QUOTED TEXT »
________________________________________

Jonathan Shaw: I am sure that the hon. Gentleman understands that it is a matter of the different aspects of the different regulations.
I have outlined how the Government have engaged with the Farriers Registration Council. We have to implement this directive, and we will do so. We will ensure that horse owners and employers are aware of the different parts of the register so that they can make informed choices. I have said that colleagues in DIUS will be keeping the matter under review and will consider it in October 2008. It is right that we, along with other member states, have a capable and highly able farrier industry. If sufficient evidence comes to light that shows that the welfare of animals is not adequately safeguarded because of lack of professional training and/or expertise in farriery in relation to temporary service providers, we will consider this evidence in conjunction with our colleagues in the Department for Innovation, Universities and Skills.
9.59 am
Mr. Paice: I would like to come back on a couple of points the Minister has made. I am grateful to him for responding to the various points that have been raised, but I cannot, in all honesty say that he has assuaged my concerns. His remarks about informing people that these temporary provisions would be, for farriers, on a different part of the register is a piece of bureaucratic-speak that does not relate to realities on the ground. It may be that a trainer in my constituency with 100 horses may well have the back-up systems to be able to know the difference and in any case, a trainer is likely to have his own farrier, but as my hon. Friend the Member for North Wiltshire said, myriad horses are owned by individuals up and down the country, from children’s ponies to the horses we see on bits of paddock all around our towns and cities, whose owners will not have the ability to know what all the different bits of the FRC register mean. The Minister referred to accepting DEFRA’s responsibility to inform them, but to the best of my knowledge, there is no formal mechanism to inform them and I think there is a lot of wishful thinking in that.
The second point that I wanted to pick up is the issue of a competent authority. The Minister said that the directive requires there to be a competent authority and I have never disputed that, but that authority will not, to the best of my understanding, judge the competence of the individuals who seek to come to this country. That is the real issue. We have absolutely no concern—I respond to the hon. Member for Hampstead and Highgate—this debate is about xenophobia. It is not about trying to keep out foreign competition; it is about maintaining standards. Of course we accept that there are farriers in other countries who have very high standards, but we are concerned that these regulations allow people to come to this country after just two years in business—and I stress that phrase “in business”. It does not say “two years solid experience in farriery”, but “two years in business”—they could have been doing something else for three quarters of the time, but practising a bit of farriery as well.
Jonathan Shaw: I can assure the hon. Gentleman that it is in farriery, not in other businesses.

________________________________________

TASK INPUTS »

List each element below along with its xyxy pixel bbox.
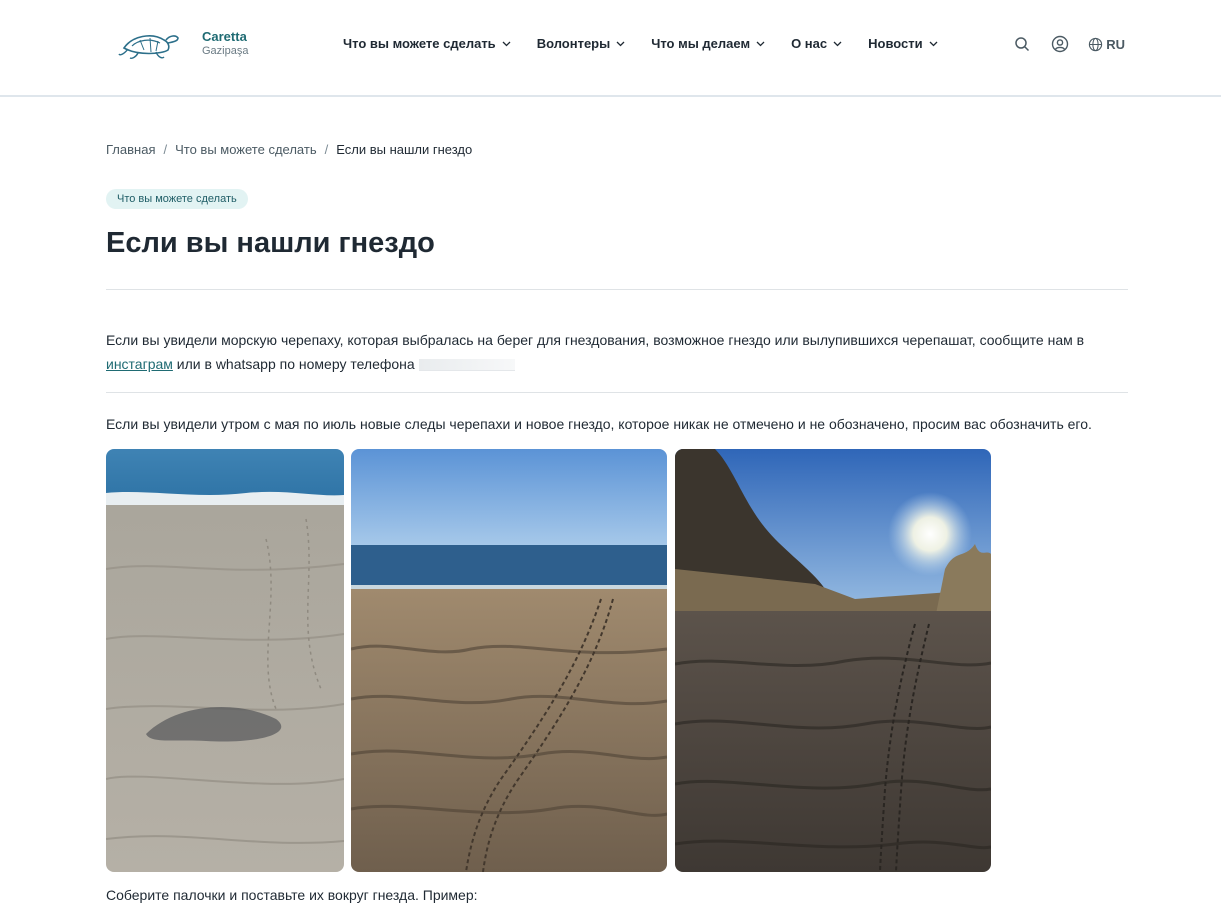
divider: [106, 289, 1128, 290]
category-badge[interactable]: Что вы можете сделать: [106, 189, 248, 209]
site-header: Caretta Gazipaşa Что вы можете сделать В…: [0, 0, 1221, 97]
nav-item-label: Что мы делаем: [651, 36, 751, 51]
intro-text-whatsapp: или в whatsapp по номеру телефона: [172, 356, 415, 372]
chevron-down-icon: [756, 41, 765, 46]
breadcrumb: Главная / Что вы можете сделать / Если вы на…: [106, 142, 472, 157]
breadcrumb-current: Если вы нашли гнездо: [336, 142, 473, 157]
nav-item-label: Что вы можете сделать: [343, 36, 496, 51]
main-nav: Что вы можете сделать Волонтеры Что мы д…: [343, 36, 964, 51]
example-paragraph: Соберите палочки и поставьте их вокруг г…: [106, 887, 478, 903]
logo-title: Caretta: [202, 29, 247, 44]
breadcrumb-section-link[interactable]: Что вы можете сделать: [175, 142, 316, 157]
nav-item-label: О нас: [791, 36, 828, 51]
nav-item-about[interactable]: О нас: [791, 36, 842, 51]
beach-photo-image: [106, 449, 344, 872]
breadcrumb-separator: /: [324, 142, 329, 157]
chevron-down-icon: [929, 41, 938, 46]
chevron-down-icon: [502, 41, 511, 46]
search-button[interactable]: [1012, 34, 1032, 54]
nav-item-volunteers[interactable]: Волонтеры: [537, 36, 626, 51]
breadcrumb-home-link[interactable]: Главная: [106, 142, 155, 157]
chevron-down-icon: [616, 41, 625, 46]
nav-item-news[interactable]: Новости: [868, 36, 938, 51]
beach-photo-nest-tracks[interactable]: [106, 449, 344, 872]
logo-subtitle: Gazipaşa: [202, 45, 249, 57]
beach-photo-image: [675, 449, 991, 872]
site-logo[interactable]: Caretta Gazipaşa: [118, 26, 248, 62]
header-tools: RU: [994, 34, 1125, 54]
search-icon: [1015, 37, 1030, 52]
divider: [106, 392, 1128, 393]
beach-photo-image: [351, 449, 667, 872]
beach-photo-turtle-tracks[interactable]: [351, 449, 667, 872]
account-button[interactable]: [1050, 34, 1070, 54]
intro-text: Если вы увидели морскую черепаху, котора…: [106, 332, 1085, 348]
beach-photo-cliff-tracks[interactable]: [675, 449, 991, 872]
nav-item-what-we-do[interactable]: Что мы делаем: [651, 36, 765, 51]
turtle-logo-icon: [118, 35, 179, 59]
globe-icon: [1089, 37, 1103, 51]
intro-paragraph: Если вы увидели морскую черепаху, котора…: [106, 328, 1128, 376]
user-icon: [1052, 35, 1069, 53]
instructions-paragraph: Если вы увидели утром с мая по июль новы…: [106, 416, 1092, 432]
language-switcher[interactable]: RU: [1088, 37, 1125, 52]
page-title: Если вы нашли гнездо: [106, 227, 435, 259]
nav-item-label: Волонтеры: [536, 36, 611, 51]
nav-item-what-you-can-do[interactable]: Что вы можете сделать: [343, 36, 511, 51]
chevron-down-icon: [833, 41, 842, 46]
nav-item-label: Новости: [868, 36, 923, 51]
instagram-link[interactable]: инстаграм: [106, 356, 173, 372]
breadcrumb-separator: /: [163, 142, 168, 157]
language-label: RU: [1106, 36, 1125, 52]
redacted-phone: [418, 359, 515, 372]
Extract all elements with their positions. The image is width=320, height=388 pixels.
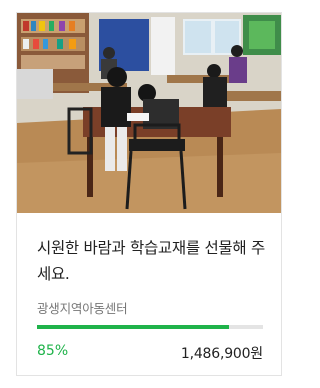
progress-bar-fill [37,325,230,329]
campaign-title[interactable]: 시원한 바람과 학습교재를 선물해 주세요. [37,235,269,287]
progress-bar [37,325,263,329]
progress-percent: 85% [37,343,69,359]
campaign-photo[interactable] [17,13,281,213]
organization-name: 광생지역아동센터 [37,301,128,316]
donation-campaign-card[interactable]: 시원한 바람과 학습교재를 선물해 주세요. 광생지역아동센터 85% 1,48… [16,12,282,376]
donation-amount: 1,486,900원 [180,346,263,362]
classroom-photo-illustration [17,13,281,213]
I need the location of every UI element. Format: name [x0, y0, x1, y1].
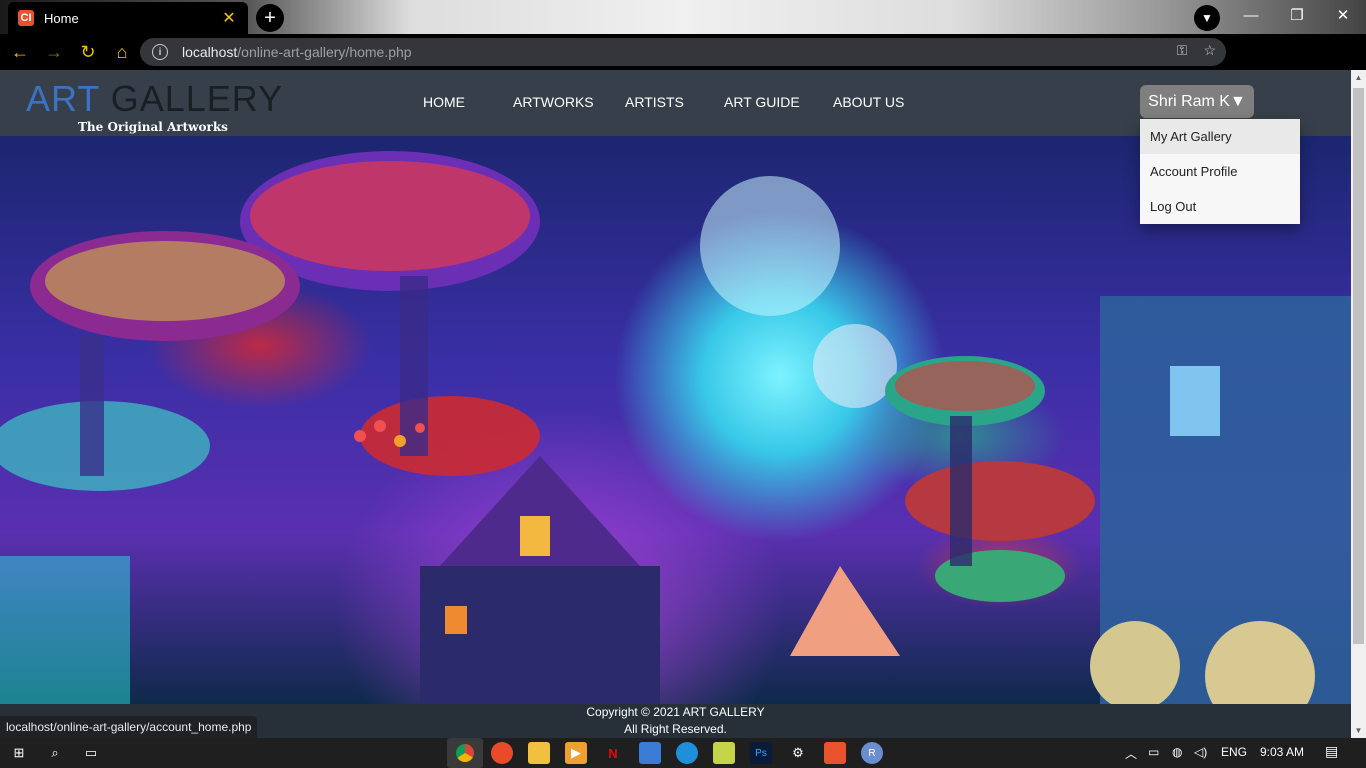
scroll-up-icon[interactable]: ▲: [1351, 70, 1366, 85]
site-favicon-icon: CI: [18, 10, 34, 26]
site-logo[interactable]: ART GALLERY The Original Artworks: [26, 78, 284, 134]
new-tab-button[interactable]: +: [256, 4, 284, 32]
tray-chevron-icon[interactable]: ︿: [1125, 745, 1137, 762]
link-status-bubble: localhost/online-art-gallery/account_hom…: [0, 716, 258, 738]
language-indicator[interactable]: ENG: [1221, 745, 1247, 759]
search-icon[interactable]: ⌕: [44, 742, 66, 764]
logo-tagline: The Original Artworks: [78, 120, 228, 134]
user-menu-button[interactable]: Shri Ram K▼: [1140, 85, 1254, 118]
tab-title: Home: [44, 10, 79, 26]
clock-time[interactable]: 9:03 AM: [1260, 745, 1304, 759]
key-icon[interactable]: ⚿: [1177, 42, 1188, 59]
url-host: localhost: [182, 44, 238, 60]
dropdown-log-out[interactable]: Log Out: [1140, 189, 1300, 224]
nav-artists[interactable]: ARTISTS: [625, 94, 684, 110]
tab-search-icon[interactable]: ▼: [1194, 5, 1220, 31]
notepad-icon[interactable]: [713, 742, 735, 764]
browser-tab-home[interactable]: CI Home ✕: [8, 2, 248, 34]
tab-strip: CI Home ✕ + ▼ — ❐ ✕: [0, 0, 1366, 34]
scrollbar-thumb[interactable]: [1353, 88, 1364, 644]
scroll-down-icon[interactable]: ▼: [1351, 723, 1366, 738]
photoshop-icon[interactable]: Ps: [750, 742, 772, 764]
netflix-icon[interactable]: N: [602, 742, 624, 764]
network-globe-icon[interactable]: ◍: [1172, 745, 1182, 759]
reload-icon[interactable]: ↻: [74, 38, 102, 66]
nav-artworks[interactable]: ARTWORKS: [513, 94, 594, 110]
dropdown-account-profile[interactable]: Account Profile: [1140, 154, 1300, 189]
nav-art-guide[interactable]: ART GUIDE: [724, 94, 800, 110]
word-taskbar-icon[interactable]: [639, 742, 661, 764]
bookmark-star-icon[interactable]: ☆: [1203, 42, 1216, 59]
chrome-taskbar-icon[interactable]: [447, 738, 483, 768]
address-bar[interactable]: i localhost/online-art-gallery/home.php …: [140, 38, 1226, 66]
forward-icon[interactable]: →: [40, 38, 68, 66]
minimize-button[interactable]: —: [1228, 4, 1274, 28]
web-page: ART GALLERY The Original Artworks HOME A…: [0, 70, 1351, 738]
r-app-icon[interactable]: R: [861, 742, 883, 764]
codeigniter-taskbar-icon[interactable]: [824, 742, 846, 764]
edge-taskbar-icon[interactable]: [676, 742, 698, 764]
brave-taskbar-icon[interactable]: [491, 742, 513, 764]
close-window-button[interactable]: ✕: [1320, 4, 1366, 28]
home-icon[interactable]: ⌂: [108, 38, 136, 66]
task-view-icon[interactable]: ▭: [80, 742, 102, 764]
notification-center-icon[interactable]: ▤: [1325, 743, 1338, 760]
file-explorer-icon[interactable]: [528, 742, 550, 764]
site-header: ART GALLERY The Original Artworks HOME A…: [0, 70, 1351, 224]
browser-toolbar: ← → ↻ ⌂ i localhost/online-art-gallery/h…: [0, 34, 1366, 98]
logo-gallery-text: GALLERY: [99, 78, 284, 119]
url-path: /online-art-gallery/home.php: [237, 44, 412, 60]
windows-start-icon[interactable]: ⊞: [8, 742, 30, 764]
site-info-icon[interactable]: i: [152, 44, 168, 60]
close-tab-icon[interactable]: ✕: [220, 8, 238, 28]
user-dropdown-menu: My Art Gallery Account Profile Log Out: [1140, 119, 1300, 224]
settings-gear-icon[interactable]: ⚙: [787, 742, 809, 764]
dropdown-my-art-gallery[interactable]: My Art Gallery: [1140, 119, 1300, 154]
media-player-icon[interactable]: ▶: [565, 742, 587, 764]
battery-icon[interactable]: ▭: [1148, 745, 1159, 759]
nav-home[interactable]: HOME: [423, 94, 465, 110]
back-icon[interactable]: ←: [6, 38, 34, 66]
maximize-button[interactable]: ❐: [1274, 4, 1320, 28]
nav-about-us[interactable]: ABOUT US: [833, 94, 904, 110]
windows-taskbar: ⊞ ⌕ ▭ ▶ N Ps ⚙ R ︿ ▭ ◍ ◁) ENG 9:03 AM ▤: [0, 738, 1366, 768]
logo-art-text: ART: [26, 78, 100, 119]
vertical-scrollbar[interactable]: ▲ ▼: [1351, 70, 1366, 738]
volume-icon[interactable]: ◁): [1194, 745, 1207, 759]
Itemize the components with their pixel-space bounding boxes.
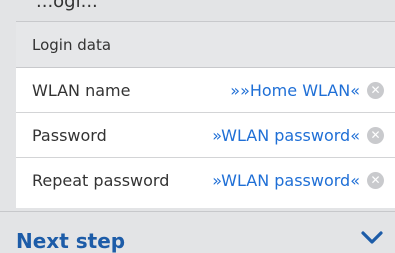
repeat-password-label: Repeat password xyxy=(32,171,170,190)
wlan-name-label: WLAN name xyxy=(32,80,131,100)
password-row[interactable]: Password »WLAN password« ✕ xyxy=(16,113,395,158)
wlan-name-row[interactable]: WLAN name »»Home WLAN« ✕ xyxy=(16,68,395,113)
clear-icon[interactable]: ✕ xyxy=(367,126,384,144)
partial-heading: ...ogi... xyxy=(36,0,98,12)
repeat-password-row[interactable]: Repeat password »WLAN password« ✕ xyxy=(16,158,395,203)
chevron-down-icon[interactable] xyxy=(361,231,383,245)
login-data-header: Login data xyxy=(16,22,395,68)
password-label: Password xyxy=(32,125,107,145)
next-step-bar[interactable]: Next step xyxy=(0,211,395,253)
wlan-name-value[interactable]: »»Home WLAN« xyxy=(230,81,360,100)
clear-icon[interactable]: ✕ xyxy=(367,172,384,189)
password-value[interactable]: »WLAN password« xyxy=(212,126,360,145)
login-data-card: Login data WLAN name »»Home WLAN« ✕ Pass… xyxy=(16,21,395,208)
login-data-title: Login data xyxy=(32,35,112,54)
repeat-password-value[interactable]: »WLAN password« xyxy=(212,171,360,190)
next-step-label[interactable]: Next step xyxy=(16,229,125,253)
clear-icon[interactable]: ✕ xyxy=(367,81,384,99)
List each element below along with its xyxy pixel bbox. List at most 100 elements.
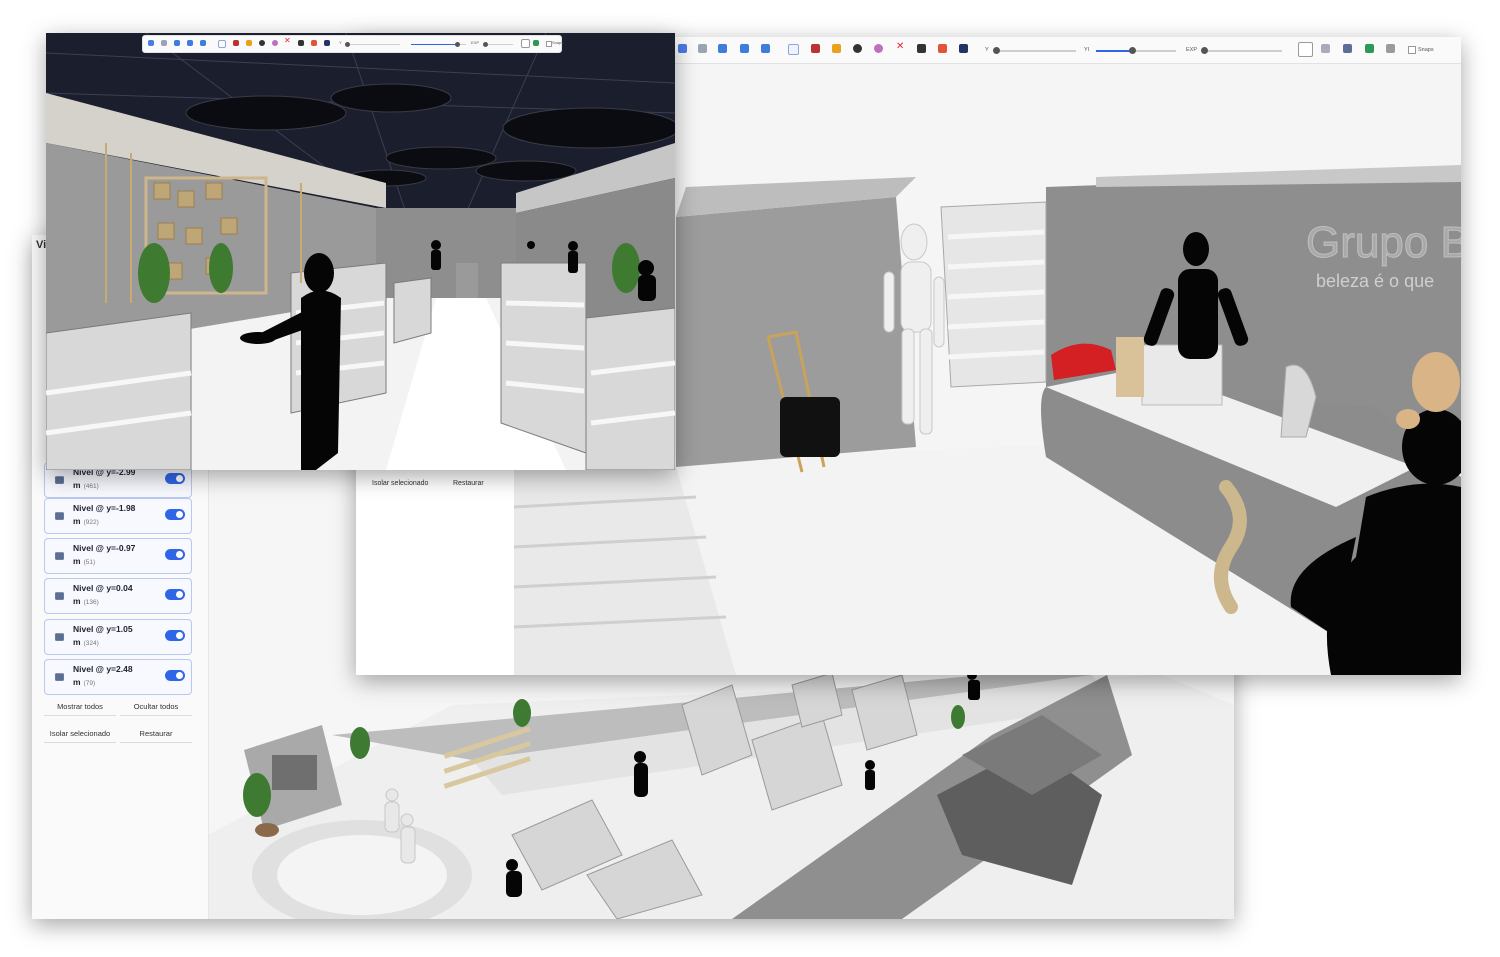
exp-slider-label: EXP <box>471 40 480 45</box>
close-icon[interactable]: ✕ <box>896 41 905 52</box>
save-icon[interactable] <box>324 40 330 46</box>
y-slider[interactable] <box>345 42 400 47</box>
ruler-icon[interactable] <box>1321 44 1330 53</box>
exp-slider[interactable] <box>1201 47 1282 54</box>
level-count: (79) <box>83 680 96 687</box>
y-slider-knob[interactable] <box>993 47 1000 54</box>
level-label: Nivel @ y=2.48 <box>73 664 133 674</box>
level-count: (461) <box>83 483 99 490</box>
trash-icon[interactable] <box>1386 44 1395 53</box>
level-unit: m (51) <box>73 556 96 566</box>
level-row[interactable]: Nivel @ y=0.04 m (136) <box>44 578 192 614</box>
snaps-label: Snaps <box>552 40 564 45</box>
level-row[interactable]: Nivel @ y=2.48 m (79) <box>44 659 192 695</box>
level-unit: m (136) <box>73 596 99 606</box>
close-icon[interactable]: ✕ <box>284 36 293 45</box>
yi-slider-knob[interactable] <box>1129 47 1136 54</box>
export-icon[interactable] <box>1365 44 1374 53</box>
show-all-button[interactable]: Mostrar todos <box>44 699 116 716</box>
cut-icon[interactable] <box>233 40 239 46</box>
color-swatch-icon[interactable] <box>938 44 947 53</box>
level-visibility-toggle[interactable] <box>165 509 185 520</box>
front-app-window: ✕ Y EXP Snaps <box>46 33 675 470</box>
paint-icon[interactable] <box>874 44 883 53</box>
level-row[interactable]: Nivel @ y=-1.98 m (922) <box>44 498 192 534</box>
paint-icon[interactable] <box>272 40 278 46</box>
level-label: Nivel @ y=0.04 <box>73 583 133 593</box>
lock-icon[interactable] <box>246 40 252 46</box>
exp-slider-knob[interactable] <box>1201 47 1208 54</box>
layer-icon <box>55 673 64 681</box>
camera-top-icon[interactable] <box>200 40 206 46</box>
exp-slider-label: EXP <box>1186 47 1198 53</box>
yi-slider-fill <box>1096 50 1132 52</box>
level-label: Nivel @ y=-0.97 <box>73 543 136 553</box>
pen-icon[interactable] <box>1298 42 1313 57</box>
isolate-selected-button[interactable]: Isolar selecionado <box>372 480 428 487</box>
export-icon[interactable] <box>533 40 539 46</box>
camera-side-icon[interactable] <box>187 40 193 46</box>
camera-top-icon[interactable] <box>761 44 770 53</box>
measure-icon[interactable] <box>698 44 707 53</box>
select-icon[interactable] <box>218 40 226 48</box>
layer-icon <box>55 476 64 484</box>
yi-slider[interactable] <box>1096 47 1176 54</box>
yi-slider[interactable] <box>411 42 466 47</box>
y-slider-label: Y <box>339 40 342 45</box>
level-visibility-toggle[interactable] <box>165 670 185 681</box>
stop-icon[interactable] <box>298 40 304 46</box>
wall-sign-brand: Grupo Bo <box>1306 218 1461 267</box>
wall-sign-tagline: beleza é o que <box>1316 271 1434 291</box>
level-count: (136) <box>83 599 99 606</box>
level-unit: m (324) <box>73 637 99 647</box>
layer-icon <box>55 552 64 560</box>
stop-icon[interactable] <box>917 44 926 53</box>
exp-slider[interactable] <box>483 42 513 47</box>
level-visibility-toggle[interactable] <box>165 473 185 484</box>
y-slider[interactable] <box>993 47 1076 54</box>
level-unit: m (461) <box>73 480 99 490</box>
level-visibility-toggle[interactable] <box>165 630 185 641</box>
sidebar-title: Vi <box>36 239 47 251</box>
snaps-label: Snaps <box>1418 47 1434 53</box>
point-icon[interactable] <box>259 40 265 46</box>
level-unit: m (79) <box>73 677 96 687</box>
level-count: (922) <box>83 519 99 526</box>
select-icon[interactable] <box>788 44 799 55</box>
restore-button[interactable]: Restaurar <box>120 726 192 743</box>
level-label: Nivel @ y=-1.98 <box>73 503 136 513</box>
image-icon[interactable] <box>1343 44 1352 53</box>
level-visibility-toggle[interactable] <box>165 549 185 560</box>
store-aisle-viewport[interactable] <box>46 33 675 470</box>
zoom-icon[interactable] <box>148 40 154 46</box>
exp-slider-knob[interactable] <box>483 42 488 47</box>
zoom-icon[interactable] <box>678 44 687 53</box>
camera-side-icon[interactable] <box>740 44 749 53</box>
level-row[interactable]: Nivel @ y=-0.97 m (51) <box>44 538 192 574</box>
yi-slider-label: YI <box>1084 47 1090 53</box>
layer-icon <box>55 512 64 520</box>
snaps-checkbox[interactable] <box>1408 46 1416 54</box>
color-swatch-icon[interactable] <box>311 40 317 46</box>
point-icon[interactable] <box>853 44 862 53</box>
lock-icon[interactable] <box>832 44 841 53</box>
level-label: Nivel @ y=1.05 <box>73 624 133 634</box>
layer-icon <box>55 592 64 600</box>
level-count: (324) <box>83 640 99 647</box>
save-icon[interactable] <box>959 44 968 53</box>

________________________________________

EXERCISES TO COMPLETE »
a) Please copy out the lines of the records, starting at the line that contains "progress-bar-fill [37,325,230,329]" and ending after the line that contains "I need the location".
b) Write what comes next in the debate on the farrier regulations, picking up after its final line.

RESULTS OF THE EXERCISE »
a)
progress-bar-fill [37,325,230,329]
campaign-title[interactable]: 시원한 바람과 학습교재를 선물해 주세요. [37,235,269,287]
progress-bar [37,325,263,329]
progress-percent: 85% [37,343,69,359]
campaign-photo[interactable] [17,13,281,213]
organization-name: 광생지역아동센터 [37,301,128,316]
donation-campaign-card[interactable]: 시원한 바람과 학습교재를 선물해 주세요. 광생지역아동센터 85% 1,48… [16,12,282,376]
donation-amount: 1,486,900원 [180,346,263,362]
classroom-photo-illustration [17,13,281,213]
I need the location of every UI element. Format: name [x0, y0, x1, y1].

b)
Mr. Paice: I am happy to accept the Minister’s assurance, but again, without going back over it all, that is not what his noble Friend said in the House of Lords 10 days ago when he kept saying “in business”. He never referred once to it being in farriery, but even it if is in farriery, it is only a two-year period and our concern is that, when they come to this country with just two years’ experience, no qualification, necessarily, there is no check on their competence before they go out and practise. While my hon. Friend the Member for North Wiltshire and the hon. Member for Hampstead and Highgate are perfectly correct to refer to caveat emptor—it is a standard philosophy for people on the Opposition Benches at any rate and I am pleased that the hon. Lady adopts it too—that must be balanced with the ability of the individuals, the emptor bit, the buyer, to make the assessment. It is too late when somebody has come and messed up your child’s pony and possibly ruined it for life, to find out that you have got it wrong. Where you have a system of registration of competence, which we have for people practising in this country, it is right that people coming in should also be able to demonstrate that competence and I do not believe that simply saying “two years’ experience” is sufficient.
I made the point in an intervention about why farriers are not included in the list of occupations involving health and safety and I heard the Minister’s defence of why veterinary nurses were included. I accept everything that he says about veterinary nurses—they are highly experienced and trained and competent people—but I think he underestimates how much damage an inexperienced farrier can do to a horse. That is a theme that runs right through this.
Finally, unless I dozed off for moment, which I doubt, I do not think the Minister responded to the point that I and the hon. Member for Brecon and Radnorshire raised about the inability of the FRC to make any charge for carrying out the process. The British registered farriers will therefore have to absorb it in their own fees. I am happy to give way if the Minister wants to intervene.
Jonathan Shaw: If I cannot furnish the hon. Gentleman with that information today, I will ensure that all members of the Committee receive it in future.
Mr. Paice: I thank the Minister.
Mr. Williams: Perhaps when the Minister writes to the hon. Gentleman on the issue of charging, he will also consider whether people coming into this country and getting on that part of the register have to be insured. That is an important point not only for the farriers but their clients.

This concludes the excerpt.